(EXCERPTED RECORDS)
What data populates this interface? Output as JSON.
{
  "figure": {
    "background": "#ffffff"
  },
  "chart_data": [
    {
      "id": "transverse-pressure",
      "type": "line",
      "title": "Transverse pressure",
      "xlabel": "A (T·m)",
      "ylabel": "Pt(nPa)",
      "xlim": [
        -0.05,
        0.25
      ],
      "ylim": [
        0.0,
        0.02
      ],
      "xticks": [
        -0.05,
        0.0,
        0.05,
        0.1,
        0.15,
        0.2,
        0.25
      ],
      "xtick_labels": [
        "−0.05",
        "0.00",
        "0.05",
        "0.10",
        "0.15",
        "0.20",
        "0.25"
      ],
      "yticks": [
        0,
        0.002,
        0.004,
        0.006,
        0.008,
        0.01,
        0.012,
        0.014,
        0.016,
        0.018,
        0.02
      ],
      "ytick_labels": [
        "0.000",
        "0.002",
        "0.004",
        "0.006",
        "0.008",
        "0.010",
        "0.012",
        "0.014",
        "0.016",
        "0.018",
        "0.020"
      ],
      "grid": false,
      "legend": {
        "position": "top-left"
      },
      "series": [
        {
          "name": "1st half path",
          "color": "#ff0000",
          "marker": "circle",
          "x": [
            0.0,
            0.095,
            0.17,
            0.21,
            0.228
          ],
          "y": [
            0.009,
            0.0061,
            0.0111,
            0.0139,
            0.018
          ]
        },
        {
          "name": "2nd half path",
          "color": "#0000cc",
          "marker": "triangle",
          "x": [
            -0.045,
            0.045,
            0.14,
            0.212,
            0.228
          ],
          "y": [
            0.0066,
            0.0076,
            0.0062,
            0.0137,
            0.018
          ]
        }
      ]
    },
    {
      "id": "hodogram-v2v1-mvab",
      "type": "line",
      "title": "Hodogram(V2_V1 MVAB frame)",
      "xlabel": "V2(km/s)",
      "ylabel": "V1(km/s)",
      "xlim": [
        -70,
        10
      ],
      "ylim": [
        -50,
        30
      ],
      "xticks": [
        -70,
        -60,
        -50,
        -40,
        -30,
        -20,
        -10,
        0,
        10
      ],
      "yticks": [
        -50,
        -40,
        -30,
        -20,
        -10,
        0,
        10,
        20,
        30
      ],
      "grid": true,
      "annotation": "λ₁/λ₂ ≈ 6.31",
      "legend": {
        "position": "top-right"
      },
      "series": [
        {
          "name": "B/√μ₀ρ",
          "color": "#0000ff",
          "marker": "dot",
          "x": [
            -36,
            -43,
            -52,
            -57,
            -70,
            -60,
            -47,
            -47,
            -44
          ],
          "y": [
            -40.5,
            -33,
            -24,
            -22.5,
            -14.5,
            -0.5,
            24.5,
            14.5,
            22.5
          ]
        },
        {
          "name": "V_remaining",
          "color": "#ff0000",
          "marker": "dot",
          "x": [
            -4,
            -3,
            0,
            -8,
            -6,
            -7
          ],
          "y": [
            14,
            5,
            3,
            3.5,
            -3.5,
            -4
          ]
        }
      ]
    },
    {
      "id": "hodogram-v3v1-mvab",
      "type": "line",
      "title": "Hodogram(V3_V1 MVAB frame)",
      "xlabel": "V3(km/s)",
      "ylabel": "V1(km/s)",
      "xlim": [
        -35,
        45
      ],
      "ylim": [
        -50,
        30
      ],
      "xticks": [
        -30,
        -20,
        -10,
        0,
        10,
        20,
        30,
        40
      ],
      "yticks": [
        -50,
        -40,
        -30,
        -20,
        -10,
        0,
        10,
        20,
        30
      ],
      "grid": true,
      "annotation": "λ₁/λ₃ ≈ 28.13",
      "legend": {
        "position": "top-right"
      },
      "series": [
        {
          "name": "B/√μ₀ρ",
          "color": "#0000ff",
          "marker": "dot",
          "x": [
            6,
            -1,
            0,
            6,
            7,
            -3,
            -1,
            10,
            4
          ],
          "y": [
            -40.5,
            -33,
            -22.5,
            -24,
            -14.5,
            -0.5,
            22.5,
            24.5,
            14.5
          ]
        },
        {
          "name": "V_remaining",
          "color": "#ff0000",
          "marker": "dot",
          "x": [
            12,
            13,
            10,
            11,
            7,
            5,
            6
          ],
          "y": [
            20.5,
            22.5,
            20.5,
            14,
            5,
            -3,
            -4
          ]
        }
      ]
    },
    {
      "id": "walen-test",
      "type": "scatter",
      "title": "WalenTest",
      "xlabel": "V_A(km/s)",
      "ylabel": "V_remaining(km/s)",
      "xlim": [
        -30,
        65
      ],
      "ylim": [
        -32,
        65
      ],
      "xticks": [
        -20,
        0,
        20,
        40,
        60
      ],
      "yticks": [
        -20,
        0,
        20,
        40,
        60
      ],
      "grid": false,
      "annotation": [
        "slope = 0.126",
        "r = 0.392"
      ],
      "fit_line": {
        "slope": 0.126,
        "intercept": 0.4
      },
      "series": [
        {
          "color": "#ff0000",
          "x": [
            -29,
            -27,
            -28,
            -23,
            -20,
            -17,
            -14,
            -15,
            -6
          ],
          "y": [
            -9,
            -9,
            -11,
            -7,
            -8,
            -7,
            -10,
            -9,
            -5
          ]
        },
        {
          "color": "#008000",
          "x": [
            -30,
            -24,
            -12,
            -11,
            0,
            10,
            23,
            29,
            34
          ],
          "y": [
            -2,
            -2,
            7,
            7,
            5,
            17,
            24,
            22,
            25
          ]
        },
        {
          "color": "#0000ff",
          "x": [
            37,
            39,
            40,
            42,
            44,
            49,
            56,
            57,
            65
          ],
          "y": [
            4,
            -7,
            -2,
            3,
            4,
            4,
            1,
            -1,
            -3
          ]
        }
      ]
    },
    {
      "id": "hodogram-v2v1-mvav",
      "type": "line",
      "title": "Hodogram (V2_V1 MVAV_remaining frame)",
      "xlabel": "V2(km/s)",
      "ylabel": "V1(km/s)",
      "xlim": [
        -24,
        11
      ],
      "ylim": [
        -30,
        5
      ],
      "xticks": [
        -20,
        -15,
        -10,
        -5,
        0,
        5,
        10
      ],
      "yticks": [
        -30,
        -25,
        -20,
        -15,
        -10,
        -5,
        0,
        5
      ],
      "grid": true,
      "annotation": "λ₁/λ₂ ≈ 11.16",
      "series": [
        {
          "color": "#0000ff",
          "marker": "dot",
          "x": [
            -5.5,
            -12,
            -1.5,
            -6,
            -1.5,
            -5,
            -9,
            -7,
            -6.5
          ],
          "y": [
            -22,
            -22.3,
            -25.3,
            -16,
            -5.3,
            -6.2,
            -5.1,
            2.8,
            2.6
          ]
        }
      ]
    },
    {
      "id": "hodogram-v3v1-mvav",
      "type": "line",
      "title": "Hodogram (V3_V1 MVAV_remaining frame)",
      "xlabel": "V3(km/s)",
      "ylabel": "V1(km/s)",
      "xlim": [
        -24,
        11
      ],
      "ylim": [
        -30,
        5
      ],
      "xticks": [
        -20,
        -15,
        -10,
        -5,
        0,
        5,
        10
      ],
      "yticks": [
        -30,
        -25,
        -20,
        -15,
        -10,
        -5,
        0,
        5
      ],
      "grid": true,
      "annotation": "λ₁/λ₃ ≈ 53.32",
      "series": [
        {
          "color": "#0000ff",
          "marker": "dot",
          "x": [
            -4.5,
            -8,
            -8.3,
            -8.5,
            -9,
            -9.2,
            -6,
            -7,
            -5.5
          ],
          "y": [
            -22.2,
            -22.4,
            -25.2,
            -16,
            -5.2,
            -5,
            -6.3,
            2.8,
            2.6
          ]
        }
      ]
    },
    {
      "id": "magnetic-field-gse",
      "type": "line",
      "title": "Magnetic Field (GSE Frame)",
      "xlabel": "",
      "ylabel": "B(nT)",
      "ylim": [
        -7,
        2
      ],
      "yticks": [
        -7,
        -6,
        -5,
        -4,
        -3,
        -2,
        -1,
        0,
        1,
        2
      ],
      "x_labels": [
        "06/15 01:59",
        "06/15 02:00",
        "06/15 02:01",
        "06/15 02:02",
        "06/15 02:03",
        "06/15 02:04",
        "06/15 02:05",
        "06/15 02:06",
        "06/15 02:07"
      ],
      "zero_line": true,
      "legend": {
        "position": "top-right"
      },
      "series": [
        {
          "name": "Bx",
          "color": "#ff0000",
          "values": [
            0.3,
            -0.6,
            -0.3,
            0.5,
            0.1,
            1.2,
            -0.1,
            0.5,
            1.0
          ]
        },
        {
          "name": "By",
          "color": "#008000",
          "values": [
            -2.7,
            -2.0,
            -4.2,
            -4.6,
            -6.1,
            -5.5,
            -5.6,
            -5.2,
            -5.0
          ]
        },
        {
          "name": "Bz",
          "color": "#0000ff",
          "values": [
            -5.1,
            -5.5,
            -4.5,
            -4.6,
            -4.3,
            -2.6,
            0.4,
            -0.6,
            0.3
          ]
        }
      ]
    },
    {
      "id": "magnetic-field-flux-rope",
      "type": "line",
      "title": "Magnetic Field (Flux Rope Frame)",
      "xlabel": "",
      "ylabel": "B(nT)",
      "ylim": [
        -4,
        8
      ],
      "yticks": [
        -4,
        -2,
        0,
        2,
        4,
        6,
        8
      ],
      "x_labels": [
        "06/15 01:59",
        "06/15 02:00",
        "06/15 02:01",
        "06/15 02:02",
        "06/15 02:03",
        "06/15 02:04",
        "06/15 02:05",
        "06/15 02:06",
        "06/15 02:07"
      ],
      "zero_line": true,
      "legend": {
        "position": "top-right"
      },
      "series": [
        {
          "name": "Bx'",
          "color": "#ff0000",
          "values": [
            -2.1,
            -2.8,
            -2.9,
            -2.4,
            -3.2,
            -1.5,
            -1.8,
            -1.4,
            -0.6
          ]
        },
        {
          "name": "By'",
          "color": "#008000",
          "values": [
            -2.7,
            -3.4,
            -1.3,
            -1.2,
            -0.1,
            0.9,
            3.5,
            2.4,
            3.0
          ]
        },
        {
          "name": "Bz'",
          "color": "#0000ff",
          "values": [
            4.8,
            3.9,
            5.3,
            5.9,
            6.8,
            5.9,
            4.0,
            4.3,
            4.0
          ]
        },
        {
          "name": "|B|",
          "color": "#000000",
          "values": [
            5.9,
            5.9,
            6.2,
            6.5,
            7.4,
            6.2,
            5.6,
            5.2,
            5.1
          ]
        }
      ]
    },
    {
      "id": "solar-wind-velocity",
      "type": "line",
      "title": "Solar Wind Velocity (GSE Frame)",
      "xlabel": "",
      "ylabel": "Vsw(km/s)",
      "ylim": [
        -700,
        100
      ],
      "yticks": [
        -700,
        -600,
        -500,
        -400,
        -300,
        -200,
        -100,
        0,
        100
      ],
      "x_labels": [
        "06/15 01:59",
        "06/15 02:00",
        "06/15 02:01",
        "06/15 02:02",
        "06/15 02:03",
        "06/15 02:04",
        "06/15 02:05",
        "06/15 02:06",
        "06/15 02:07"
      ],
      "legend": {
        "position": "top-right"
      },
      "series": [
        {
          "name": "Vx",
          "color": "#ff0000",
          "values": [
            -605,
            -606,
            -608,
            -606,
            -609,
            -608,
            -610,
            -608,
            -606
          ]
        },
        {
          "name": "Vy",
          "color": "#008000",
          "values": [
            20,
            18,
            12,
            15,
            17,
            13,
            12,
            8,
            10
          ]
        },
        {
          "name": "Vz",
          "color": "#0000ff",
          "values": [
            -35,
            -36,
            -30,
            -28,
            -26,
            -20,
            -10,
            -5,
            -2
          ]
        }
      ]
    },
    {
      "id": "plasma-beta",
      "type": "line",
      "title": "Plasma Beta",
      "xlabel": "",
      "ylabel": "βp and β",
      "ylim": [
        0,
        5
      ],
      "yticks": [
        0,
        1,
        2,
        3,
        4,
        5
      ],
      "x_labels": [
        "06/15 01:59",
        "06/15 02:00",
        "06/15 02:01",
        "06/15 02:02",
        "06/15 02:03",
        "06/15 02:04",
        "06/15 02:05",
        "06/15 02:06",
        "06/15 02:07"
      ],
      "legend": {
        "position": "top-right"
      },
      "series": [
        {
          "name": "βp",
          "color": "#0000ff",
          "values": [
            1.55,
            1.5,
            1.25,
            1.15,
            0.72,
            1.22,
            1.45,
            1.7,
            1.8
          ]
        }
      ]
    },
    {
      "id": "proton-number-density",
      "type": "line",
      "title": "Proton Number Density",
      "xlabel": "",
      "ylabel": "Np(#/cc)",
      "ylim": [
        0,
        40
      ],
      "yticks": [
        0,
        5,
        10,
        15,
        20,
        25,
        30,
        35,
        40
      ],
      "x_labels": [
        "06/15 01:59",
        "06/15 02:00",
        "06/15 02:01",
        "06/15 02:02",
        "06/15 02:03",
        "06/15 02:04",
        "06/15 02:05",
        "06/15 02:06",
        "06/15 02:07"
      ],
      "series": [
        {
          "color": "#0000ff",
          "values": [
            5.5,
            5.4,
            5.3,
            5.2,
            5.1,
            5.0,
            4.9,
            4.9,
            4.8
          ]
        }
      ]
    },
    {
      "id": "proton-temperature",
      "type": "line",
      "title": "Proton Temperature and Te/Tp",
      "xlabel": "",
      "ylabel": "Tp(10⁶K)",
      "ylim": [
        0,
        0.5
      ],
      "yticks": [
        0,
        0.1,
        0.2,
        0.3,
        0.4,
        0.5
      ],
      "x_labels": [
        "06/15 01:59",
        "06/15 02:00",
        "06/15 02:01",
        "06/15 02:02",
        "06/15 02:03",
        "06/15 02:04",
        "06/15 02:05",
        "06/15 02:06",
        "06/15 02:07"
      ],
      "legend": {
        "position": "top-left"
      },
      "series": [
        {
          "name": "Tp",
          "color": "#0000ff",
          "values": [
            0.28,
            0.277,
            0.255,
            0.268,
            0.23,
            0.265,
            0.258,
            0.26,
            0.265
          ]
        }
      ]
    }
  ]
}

(WHAT THIS TASK INVOLVES) Check each line above for the word "path" and copy the ones that have it.

(IN RESPONSE)
          "name": "1st half path",
          "name": "2nd half path",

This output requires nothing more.